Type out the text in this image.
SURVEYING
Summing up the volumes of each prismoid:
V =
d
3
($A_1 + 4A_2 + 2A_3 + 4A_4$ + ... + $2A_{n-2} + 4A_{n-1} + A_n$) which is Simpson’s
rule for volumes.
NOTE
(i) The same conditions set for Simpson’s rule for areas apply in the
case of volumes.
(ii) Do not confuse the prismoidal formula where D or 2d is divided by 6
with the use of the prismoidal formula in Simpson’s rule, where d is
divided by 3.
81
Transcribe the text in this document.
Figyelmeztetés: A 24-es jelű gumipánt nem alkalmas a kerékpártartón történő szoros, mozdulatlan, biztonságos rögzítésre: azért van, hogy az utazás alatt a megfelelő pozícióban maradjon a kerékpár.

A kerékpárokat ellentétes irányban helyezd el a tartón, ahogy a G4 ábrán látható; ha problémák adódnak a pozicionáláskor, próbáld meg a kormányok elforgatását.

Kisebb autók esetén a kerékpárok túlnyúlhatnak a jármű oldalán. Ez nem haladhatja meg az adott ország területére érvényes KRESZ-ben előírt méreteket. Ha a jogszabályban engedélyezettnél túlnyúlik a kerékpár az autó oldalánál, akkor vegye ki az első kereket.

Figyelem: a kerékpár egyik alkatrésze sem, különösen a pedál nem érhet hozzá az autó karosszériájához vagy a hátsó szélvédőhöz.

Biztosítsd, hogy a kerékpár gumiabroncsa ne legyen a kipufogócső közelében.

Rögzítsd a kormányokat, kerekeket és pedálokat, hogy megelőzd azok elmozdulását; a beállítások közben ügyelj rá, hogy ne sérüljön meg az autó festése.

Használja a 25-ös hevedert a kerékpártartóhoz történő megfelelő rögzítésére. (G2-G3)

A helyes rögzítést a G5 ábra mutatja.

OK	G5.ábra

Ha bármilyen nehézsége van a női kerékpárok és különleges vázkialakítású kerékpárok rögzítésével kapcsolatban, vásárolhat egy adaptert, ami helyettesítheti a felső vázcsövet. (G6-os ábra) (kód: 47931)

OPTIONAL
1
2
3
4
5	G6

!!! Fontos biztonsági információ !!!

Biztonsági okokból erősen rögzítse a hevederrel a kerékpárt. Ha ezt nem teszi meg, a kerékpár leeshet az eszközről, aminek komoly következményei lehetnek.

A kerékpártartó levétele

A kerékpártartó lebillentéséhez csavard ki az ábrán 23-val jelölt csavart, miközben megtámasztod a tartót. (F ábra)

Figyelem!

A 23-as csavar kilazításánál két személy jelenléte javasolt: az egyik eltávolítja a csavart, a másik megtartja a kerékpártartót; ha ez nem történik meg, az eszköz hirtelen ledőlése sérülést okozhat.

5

########

= DESCRIPTION OF THE TASK =
Every line of the data above should be reproduced word for word.

= FINISHED TASK =
Type out the text in this image.
SURVEYING
Summing up the volumes of each prismoid:
V =
d
3
($A_1 + 4A_2 + 2A_3 + 4A_4$ + ... + $2A_{n-2} + 4A_{n-1} + A_n$) which is Simpson’s
rule for volumes.
NOTE
(i) The same conditions set for Simpson’s rule for areas apply in the
case of volumes.
(ii) Do not confuse the prismoidal formula where D or 2d is divided by 6
with the use of the prismoidal formula in Simpson’s rule, where d is
divided by 3.
81
Transcribe the text in this document.
Figyelmeztetés: A 24-es jelű gumipánt nem alkalmas a kerékpártartón történő szoros, mozdulatlan, biztonságos rögzítésre: azért van, hogy az utazás alatt a megfelelő pozícióban maradjon a kerékpár.

A kerékpárokat ellentétes irányban helyezd el a tartón, ahogy a G4 ábrán látható; ha problémák adódnak a pozicionáláskor, próbáld meg a kormányok elforgatását.

Kisebb autók esetén a kerékpárok túlnyúlhatnak a jármű oldalán. Ez nem haladhatja meg az adott ország területére érvényes KRESZ-ben előírt méreteket. Ha a jogszabályban engedélyezettnél túlnyúlik a kerékpár az autó oldalánál, akkor vegye ki az első kereket.

Figyelem: a kerékpár egyik alkatrésze sem, különösen a pedál nem érhet hozzá az autó karosszériájához vagy a hátsó szélvédőhöz.

Biztosítsd, hogy a kerékpár gumiabroncsa ne legyen a kipufogócső közelében.

Rögzítsd a kormányokat, kerekeket és pedálokat, hogy megelőzd azok elmozdulását; a beállítások közben ügyelj rá, hogy ne sérüljön meg az autó festése.

Használja a 25-ös hevedert a kerékpártartóhoz történő megfelelő rögzítésére. (G2-G3)

A helyes rögzítést a G5 ábra mutatja.

OK	G5.ábra

Ha bármilyen nehézsége van a női kerékpárok és különleges vázkialakítású kerékpárok rögzítésével kapcsolatban, vásárolhat egy adaptert, ami helyettesítheti a felső vázcsövet. (G6-os ábra) (kód: 47931)

OPTIONAL
1
2
3
4
5	G6

!!! Fontos biztonsági információ !!!

Biztonsági okokból erősen rögzítse a hevederrel a kerékpárt. Ha ezt nem teszi meg, a kerékpár leeshet az eszközről, aminek komoly következményei lehetnek.

A kerékpártartó levétele

A kerékpártartó lebillentéséhez csavard ki az ábrán 23-val jelölt csavart, miközben megtámasztod a tartót. (F ábra)

Figyelem!

A 23-as csavar kilazításánál két személy jelenléte javasolt: az egyik eltávolítja a csavart, a másik megtartja a kerékpártartót; ha ez nem történik meg, az eszköz hirtelen ledőlése sérülést okozhat.

5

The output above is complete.